Stated exercise =
Restate all of the data exactly.

Material for the task =
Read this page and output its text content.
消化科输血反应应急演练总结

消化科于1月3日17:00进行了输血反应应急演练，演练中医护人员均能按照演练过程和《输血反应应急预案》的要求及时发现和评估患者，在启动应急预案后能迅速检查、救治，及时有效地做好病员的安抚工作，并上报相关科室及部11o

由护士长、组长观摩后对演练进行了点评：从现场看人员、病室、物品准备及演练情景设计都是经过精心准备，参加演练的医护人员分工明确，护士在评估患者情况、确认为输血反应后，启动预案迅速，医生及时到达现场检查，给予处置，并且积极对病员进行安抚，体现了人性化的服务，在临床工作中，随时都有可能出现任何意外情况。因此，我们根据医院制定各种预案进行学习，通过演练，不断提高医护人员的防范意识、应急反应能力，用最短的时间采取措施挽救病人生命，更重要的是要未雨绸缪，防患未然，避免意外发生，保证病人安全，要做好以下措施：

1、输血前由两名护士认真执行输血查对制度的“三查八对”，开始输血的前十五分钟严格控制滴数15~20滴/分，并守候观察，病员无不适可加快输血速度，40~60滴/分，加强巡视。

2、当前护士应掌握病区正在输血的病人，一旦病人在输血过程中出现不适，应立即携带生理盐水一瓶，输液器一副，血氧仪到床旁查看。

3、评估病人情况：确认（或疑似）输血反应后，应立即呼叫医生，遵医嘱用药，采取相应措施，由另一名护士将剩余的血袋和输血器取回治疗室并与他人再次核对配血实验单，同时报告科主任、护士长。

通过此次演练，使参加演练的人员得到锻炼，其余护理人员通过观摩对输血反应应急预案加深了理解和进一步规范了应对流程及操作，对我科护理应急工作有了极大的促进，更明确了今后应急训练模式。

Response =
Read this page and output its text content.
消化科输血反应应急演练总结

消化科于1月3日17:00进行了输血反应应急演练，演练中医护人员均能按照演练过程和《输血反应应急预案》的要求及时发现和评估患者，在启动应急预案后能迅速检查、救治，及时有效地做好病员的安抚工作，并上报相关科室及部11o

由护士长、组长观摩后对演练进行了点评：从现场看人员、病室、物品准备及演练情景设计都是经过精心准备，参加演练的医护人员分工明确，护士在评估患者情况、确认为输血反应后，启动预案迅速，医生及时到达现场检查，给予处置，并且积极对病员进行安抚，体现了人性化的服务，在临床工作中，随时都有可能出现任何意外情况。因此，我们根据医院制定各种预案进行学习，通过演练，不断提高医护人员的防范意识、应急反应能力，用最短的时间采取措施挽救病人生命，更重要的是要未雨绸缪，防患未然，避免意外发生，保证病人安全，要做好以下措施：

1、输血前由两名护士认真执行输血查对制度的“三查八对”，开始输血的前十五分钟严格控制滴数15~20滴/分，并守候观察，病员无不适可加快输血速度，40~60滴/分，加强巡视。

2、当前护士应掌握病区正在输血的病人，一旦病人在输血过程中出现不适，应立即携带生理盐水一瓶，输液器一副，血氧仪到床旁查看。

3、评估病人情况：确认（或疑似）输血反应后，应立即呼叫医生，遵医嘱用药，采取相应措施，由另一名护士将剩余的血袋和输血器取回治疗室并与他人再次核对配血实验单，同时报告科主任、护士长。

通过此次演练，使参加演练的人员得到锻炼，其余护理人员通过观摩对输血反应应急预案加深了理解和进一步规范了应对流程及操作，对我科护理应急工作有了极大的促进，更明确了今后应急训练模式。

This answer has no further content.